Challenge — Please write out the material below exactly as given.

Dataset items —
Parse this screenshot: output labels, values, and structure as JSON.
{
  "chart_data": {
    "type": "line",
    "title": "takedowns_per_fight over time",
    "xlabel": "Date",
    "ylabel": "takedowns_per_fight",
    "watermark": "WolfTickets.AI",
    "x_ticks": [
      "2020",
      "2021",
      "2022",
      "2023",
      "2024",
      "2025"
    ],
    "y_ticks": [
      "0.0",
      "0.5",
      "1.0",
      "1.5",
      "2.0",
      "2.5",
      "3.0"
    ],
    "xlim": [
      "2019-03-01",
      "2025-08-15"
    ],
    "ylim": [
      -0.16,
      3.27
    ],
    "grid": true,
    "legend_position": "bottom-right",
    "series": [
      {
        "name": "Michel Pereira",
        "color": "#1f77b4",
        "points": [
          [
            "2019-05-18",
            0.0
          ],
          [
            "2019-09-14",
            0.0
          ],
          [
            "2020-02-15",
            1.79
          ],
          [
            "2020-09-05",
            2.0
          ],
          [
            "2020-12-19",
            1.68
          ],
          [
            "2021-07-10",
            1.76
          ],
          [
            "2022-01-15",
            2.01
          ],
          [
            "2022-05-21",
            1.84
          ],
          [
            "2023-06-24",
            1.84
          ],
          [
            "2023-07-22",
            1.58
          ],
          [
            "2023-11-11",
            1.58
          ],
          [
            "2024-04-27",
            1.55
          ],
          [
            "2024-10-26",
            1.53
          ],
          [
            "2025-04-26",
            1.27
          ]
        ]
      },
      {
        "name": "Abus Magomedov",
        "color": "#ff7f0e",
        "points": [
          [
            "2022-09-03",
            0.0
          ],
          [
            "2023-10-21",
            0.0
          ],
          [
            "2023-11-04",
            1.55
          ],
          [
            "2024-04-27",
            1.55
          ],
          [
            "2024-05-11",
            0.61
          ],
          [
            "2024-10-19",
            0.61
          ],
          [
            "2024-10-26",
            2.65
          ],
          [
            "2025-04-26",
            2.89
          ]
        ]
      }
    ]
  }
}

Output for this task —
Parse this screenshot: output labels, values, and structure as JSON.
{
  "chart_data": {
    "type": "line",
    "title": "takedowns_per_fight over time",
    "xlabel": "Date",
    "ylabel": "takedowns_per_fight",
    "watermark": "WolfTickets.AI",
    "x_ticks": [
      "2020",
      "2021",
      "2022",
      "2023",
      "2024",
      "2025"
    ],
    "y_ticks": [
      "0.0",
      "0.5",
      "1.0",
      "1.5",
      "2.0",
      "2.5",
      "3.0"
    ],
    "xlim": [
      "2019-03-01",
      "2025-08-15"
    ],
    "ylim": [
      -0.16,
      3.27
    ],
    "grid": true,
    "legend_position": "bottom-right",
    "series": [
      {
        "name": "Michel Pereira",
        "color": "#1f77b4",
        "points": [
          [
            "2019-05-18",
            0.0
          ],
          [
            "2019-09-14",
            0.0
          ],
          [
            "2020-02-15",
            1.79
          ],
          [
            "2020-09-05",
            2.0
          ],
          [
            "2020-12-19",
            1.68
          ],
          [
            "2021-07-10",
            1.76
          ],
          [
            "2022-01-15",
            2.01
          ],
          [
            "2022-05-21",
            1.84
          ],
          [
            "2023-06-24",
            1.84
          ],
          [
            "2023-07-22",
            1.58
          ],
          [
            "2023-11-11",
            1.58
          ],
          [
            "2024-04-27",
            1.55
          ],
          [
            "2024-10-26",
            1.53
          ],
          [
            "2025-04-26",
            1.27
          ]
        ]
      },
      {
        "name": "Abus Magomedov",
        "color": "#ff7f0e",
        "points": [
          [
            "2022-09-03",
            0.0
          ],
          [
            "2023-10-21",
            0.0
          ],
          [
            "2023-11-04",
            1.55
          ],
          [
            "2024-04-27",
            1.55
          ],
          [
            "2024-05-11",
            0.61
          ],
          [
            "2024-10-19",
            0.61
          ],
          [
            "2024-10-26",
            2.65
          ],
          [
            "2025-04-26",
            2.89
          ]
        ]
      }
    ]
  }
}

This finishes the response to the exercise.